→ **What is required**
Every entry that follows should be reproduced exactly.
* * * * * * * * *
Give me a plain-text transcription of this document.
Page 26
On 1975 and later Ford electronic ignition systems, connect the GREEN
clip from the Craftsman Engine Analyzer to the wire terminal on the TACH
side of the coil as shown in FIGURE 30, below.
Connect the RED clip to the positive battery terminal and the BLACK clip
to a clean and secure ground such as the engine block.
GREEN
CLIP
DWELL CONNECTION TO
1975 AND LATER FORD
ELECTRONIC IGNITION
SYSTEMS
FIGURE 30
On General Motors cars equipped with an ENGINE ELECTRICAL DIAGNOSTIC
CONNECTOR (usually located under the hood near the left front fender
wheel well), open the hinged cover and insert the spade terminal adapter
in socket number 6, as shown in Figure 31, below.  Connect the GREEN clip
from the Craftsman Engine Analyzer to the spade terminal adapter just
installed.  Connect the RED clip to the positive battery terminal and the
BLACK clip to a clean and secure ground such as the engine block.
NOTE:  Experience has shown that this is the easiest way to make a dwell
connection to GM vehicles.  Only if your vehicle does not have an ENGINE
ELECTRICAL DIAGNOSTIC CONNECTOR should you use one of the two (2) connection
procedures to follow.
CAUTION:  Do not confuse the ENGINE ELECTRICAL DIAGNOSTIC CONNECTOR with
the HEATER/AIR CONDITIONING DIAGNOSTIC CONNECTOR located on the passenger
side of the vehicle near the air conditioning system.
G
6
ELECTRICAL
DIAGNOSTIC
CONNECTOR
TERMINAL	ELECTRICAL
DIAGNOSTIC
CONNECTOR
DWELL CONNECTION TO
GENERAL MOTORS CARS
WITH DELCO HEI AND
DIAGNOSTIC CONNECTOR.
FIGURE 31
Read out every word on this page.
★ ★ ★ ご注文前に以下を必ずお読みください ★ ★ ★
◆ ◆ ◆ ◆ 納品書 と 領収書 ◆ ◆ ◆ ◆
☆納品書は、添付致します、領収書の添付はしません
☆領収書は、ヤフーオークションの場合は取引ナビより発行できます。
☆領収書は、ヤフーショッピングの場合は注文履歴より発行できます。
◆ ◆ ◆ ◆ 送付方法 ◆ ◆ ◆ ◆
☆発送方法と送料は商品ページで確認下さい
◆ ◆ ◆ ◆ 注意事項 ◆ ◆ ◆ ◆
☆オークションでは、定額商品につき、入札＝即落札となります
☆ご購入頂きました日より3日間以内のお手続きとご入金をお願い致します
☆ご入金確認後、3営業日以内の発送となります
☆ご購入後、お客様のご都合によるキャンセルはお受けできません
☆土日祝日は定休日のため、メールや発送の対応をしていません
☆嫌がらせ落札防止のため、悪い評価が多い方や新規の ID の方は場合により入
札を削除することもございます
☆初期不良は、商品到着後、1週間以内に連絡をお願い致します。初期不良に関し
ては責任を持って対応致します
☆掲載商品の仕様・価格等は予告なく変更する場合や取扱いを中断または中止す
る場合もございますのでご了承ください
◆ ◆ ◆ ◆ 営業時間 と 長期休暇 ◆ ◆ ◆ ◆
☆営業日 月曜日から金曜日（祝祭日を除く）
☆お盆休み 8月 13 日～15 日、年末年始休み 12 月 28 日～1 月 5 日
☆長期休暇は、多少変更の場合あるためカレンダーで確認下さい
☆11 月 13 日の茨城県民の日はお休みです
* * * * * * * * *
→ **Result**
Give me a plain-text transcription of this document.
Page 26
On 1975 and later Ford electronic ignition systems, connect the GREEN
clip from the Craftsman Engine Analyzer to the wire terminal on the TACH
side of the coil as shown in FIGURE 30, below.
Connect the RED clip to the positive battery terminal and the BLACK clip
to a clean and secure ground such as the engine block.
GREEN
CLIP
DWELL CONNECTION TO
1975 AND LATER FORD
ELECTRONIC IGNITION
SYSTEMS
FIGURE 30
On General Motors cars equipped with an ENGINE ELECTRICAL DIAGNOSTIC
CONNECTOR (usually located under the hood near the left front fender
wheel well), open the hinged cover and insert the spade terminal adapter
in socket number 6, as shown in Figure 31, below.  Connect the GREEN clip
from the Craftsman Engine Analyzer to the spade terminal adapter just
installed.  Connect the RED clip to the positive battery terminal and the
BLACK clip to a clean and secure ground such as the engine block.
NOTE:  Experience has shown that this is the easiest way to make a dwell
connection to GM vehicles.  Only if your vehicle does not have an ENGINE
ELECTRICAL DIAGNOSTIC CONNECTOR should you use one of the two (2) connection
procedures to follow.
CAUTION:  Do not confuse the ENGINE ELECTRICAL DIAGNOSTIC CONNECTOR with
the HEATER/AIR CONDITIONING DIAGNOSTIC CONNECTOR located on the passenger
side of the vehicle near the air conditioning system.
G
6
ELECTRICAL
DIAGNOSTIC
CONNECTOR
TERMINAL	ELECTRICAL
DIAGNOSTIC
CONNECTOR
DWELL CONNECTION TO
GENERAL MOTORS CARS
WITH DELCO HEI AND
DIAGNOSTIC CONNECTOR.
FIGURE 31
Read out every word on this page.
★ ★ ★ ご注文前に以下を必ずお読みください ★ ★ ★
◆ ◆ ◆ ◆ 納品書 と 領収書 ◆ ◆ ◆ ◆
☆納品書は、添付致します、領収書の添付はしません
☆領収書は、ヤフーオークションの場合は取引ナビより発行できます。
☆領収書は、ヤフーショッピングの場合は注文履歴より発行できます。
◆ ◆ ◆ ◆ 送付方法 ◆ ◆ ◆ ◆
☆発送方法と送料は商品ページで確認下さい
◆ ◆ ◆ ◆ 注意事項 ◆ ◆ ◆ ◆
☆オークションでは、定額商品につき、入札＝即落札となります
☆ご購入頂きました日より3日間以内のお手続きとご入金をお願い致します
☆ご入金確認後、3営業日以内の発送となります
☆ご購入後、お客様のご都合によるキャンセルはお受けできません
☆土日祝日は定休日のため、メールや発送の対応をしていません
☆嫌がらせ落札防止のため、悪い評価が多い方や新規の ID の方は場合により入
札を削除することもございます
☆初期不良は、商品到着後、1週間以内に連絡をお願い致します。初期不良に関し
ては責任を持って対応致します
☆掲載商品の仕様・価格等は予告なく変更する場合や取扱いを中断または中止す
る場合もございますのでご了承ください
◆ ◆ ◆ ◆ 営業時間 と 長期休暇 ◆ ◆ ◆ ◆
☆営業日 月曜日から金曜日（祝祭日を除く）
☆お盆休み 8月 13 日～15 日、年末年始休み 12 月 28 日～1 月 5 日
☆長期休暇は、多少変更の場合あるためカレンダーで確認下さい
☆11 月 13 日の茨城県民の日はお休みです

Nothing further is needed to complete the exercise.